**INSTRUCTIONS FOR THE TASK:** Here are some records. Copy each one exactly.
+++
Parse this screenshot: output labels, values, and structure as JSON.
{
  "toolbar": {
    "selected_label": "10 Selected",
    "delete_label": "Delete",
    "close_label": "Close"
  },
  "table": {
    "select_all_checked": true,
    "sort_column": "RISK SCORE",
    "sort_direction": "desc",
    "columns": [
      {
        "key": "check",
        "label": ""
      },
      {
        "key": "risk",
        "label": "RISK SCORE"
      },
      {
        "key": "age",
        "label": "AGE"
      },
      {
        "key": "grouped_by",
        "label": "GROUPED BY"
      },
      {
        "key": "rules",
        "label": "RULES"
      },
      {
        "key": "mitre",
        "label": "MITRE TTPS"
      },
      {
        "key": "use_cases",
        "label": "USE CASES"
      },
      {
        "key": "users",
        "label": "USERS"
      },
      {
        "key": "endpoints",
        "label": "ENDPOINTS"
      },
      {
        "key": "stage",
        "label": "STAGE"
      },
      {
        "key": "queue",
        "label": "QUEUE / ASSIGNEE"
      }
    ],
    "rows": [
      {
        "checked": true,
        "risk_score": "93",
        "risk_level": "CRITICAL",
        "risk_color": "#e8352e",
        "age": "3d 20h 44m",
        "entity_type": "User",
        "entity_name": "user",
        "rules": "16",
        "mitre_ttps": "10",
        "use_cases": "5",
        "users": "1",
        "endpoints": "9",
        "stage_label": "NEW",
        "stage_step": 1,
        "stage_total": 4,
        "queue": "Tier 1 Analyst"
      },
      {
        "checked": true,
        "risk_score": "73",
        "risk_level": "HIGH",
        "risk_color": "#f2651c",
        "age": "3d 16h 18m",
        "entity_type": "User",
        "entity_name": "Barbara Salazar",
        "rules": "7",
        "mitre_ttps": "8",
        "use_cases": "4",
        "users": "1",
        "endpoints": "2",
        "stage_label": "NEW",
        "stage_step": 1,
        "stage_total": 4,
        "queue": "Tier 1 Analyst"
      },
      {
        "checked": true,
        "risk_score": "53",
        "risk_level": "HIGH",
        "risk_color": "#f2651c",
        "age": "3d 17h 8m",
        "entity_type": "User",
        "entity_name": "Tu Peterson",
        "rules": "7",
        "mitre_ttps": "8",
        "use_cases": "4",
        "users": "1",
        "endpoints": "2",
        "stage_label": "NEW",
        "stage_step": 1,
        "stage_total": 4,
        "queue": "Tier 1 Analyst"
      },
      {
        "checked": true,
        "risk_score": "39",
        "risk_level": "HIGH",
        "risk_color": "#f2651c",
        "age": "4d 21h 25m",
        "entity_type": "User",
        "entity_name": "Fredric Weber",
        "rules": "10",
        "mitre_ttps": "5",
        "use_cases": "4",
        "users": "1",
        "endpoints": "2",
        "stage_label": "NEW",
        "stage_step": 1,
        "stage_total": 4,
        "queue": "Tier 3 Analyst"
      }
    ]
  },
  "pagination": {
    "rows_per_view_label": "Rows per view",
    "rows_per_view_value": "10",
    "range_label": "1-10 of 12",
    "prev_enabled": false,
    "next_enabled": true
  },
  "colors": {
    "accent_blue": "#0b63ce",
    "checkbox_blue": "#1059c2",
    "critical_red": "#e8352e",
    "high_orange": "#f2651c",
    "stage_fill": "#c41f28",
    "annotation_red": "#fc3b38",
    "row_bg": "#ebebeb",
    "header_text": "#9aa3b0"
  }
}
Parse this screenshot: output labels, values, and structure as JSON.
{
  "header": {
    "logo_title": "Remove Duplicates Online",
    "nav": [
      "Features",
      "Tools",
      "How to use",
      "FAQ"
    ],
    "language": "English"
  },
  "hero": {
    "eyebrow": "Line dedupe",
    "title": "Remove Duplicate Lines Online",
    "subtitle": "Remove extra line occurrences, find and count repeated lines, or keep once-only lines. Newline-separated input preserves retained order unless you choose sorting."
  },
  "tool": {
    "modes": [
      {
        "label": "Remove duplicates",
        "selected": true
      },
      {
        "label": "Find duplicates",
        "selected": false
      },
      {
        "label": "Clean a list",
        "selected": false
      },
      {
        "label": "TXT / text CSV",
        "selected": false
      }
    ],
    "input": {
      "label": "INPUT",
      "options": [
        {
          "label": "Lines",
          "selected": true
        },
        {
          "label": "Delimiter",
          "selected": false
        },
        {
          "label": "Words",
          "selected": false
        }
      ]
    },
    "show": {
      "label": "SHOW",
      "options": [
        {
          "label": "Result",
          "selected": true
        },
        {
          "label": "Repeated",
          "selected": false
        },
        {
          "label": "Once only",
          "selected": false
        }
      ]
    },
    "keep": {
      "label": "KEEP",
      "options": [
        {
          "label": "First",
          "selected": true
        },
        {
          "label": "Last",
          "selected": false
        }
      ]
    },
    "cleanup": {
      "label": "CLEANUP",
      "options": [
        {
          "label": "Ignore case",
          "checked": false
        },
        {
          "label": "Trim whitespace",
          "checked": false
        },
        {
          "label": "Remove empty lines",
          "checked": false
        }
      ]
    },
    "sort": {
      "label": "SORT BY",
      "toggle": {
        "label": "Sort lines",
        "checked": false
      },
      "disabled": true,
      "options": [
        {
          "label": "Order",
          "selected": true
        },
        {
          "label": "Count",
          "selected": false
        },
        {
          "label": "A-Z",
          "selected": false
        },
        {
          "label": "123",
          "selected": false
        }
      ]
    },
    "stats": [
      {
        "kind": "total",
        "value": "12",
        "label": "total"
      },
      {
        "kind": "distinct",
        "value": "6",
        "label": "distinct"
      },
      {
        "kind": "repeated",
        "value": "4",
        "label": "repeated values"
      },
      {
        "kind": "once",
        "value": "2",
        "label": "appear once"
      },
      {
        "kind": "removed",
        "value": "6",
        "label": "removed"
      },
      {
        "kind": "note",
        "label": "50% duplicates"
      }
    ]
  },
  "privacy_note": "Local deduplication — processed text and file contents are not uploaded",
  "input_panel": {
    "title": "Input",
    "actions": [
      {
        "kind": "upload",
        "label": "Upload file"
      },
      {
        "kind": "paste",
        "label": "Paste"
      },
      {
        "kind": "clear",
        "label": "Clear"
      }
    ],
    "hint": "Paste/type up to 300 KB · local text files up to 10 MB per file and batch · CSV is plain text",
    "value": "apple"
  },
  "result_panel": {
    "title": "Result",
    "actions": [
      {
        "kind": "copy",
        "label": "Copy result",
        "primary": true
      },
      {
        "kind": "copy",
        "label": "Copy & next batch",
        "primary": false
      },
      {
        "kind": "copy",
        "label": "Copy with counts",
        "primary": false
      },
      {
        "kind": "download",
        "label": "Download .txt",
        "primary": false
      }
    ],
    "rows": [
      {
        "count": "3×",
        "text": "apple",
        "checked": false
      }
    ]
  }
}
+++
**OUTPUT FOR THIS EXERCISE:**
Parse this screenshot: output labels, values, and structure as JSON.
{
  "toolbar": {
    "selected_label": "10 Selected",
    "delete_label": "Delete",
    "close_label": "Close"
  },
  "table": {
    "select_all_checked": true,
    "sort_column": "RISK SCORE",
    "sort_direction": "desc",
    "columns": [
      {
        "key": "check",
        "label": ""
      },
      {
        "key": "risk",
        "label": "RISK SCORE"
      },
      {
        "key": "age",
        "label": "AGE"
      },
      {
        "key": "grouped_by",
        "label": "GROUPED BY"
      },
      {
        "key": "rules",
        "label": "RULES"
      },
      {
        "key": "mitre",
        "label": "MITRE TTPS"
      },
      {
        "key": "use_cases",
        "label": "USE CASES"
      },
      {
        "key": "users",
        "label": "USERS"
      },
      {
        "key": "endpoints",
        "label": "ENDPOINTS"
      },
      {
        "key": "stage",
        "label": "STAGE"
      },
      {
        "key": "queue",
        "label": "QUEUE / ASSIGNEE"
      }
    ],
    "rows": [
      {
        "checked": true,
        "risk_score": "93",
        "risk_level": "CRITICAL",
        "risk_color": "#e8352e",
        "age": "3d 20h 44m",
        "entity_type": "User",
        "entity_name": "user",
        "rules": "16",
        "mitre_ttps": "10",
        "use_cases": "5",
        "users": "1",
        "endpoints": "9",
        "stage_label": "NEW",
        "stage_step": 1,
        "stage_total": 4,
        "queue": "Tier 1 Analyst"
      },
      {
        "checked": true,
        "risk_score": "73",
        "risk_level": "HIGH",
        "risk_color": "#f2651c",
        "age": "3d 16h 18m",
        "entity_type": "User",
        "entity_name": "Barbara Salazar",
        "rules": "7",
        "mitre_ttps": "8",
        "use_cases": "4",
        "users": "1",
        "endpoints": "2",
        "stage_label": "NEW",
        "stage_step": 1,
        "stage_total": 4,
        "queue": "Tier 1 Analyst"
      },
      {
        "checked": true,
        "risk_score": "53",
        "risk_level": "HIGH",
        "risk_color": "#f2651c",
        "age": "3d 17h 8m",
        "entity_type": "User",
        "entity_name": "Tu Peterson",
        "rules": "7",
        "mitre_ttps": "8",
        "use_cases": "4",
        "users": "1",
        "endpoints": "2",
        "stage_label": "NEW",
        "stage_step": 1,
        "stage_total": 4,
        "queue": "Tier 1 Analyst"
      },
      {
        "checked": true,
        "risk_score": "39",
        "risk_level": "HIGH",
        "risk_color": "#f2651c",
        "age": "4d 21h 25m",
        "entity_type": "User",
        "entity_name": "Fredric Weber",
        "rules": "10",
        "mitre_ttps": "5",
        "use_cases": "4",
        "users": "1",
        "endpoints": "2",
        "stage_label": "NEW",
        "stage_step": 1,
        "stage_total": 4,
        "queue": "Tier 3 Analyst"
      }
    ]
  },
  "pagination": {
    "rows_per_view_label": "Rows per view",
    "rows_per_view_value": "10",
    "range_label": "1-10 of 12",
    "prev_enabled": false,
    "next_enabled": true
  },
  "colors": {
    "accent_blue": "#0b63ce",
    "checkbox_blue": "#1059c2",
    "critical_red": "#e8352e",
    "high_orange": "#f2651c",
    "stage_fill": "#c41f28",
    "annotation_red": "#fc3b38",
    "row_bg": "#ebebeb",
    "header_text": "#9aa3b0"
  }
}
Parse this screenshot: output labels, values, and structure as JSON.
{
  "header": {
    "logo_title": "Remove Duplicates Online",
    "nav": [
      "Features",
      "Tools",
      "How to use",
      "FAQ"
    ],
    "language": "English"
  },
  "hero": {
    "eyebrow": "Line dedupe",
    "title": "Remove Duplicate Lines Online",
    "subtitle": "Remove extra line occurrences, find and count repeated lines, or keep once-only lines. Newline-separated input preserves retained order unless you choose sorting."
  },
  "tool": {
    "modes": [
      {
        "label": "Remove duplicates",
        "selected": true
      },
      {
        "label": "Find duplicates",
        "selected": false
      },
      {
        "label": "Clean a list",
        "selected": false
      },
      {
        "label": "TXT / text CSV",
        "selected": false
      }
    ],
    "input": {
      "label": "INPUT",
      "options": [
        {
          "label": "Lines",
          "selected": true
        },
        {
          "label": "Delimiter",
          "selected": false
        },
        {
          "label": "Words",
          "selected": false
        }
      ]
    },
    "show": {
      "label": "SHOW",
      "options": [
        {
          "label": "Result",
          "selected": true
        },
        {
          "label": "Repeated",
          "selected": false
        },
        {
          "label": "Once only",
          "selected": false
        }
      ]
    },
    "keep": {
      "label": "KEEP",
      "options": [
        {
          "label": "First",
          "selected": true
        },
        {
          "label": "Last",
          "selected": false
        }
      ]
    },
    "cleanup": {
      "label": "CLEANUP",
      "options": [
        {
          "label": "Ignore case",
          "checked": false
        },
        {
          "label": "Trim whitespace",
          "checked": false
        },
        {
          "label": "Remove empty lines",
          "checked": false
        }
      ]
    },
    "sort": {
      "label": "SORT BY",
      "toggle": {
        "label": "Sort lines",
        "checked": false
      },
      "disabled": true,
      "options": [
        {
          "label": "Order",
          "selected": true
        },
        {
          "label": "Count",
          "selected": false
        },
        {
          "label": "A-Z",
          "selected": false
        },
        {
          "label": "123",
          "selected": false
        }
      ]
    },
    "stats": [
      {
        "kind": "total",
        "value": "12",
        "label": "total"
      },
      {
        "kind": "distinct",
        "value": "6",
        "label": "distinct"
      },
      {
        "kind": "repeated",
        "value": "4",
        "label": "repeated values"
      },
      {
        "kind": "once",
        "value": "2",
        "label": "appear once"
      },
      {
        "kind": "removed",
        "value": "6",
        "label": "removed"
      },
      {
        "kind": "note",
        "label": "50% duplicates"
      }
    ]
  },
  "privacy_note": "Local deduplication — processed text and file contents are not uploaded",
  "input_panel": {
    "title": "Input",
    "actions": [
      {
        "kind": "upload",
        "label": "Upload file"
      },
      {
        "kind": "paste",
        "label": "Paste"
      },
      {
        "kind": "clear",
        "label": "Clear"
      }
    ],
    "hint": "Paste/type up to 300 KB · local text files up to 10 MB per file and batch · CSV is plain text",
    "value": "apple"
  },
  "result_panel": {
    "title": "Result",
    "actions": [
      {
        "kind": "copy",
        "label": "Copy result",
        "primary": true
      },
      {
        "kind": "copy",
        "label": "Copy & next batch",
        "primary": false
      },
      {
        "kind": "copy",
        "label": "Copy with counts",
        "primary": false
      },
      {
        "kind": "download",
        "label": "Download .txt",
        "primary": false
      }
    ],
    "rows": [
      {
        "count": "3×",
        "text": "apple",
        "checked": false
      }
    ]
  }
}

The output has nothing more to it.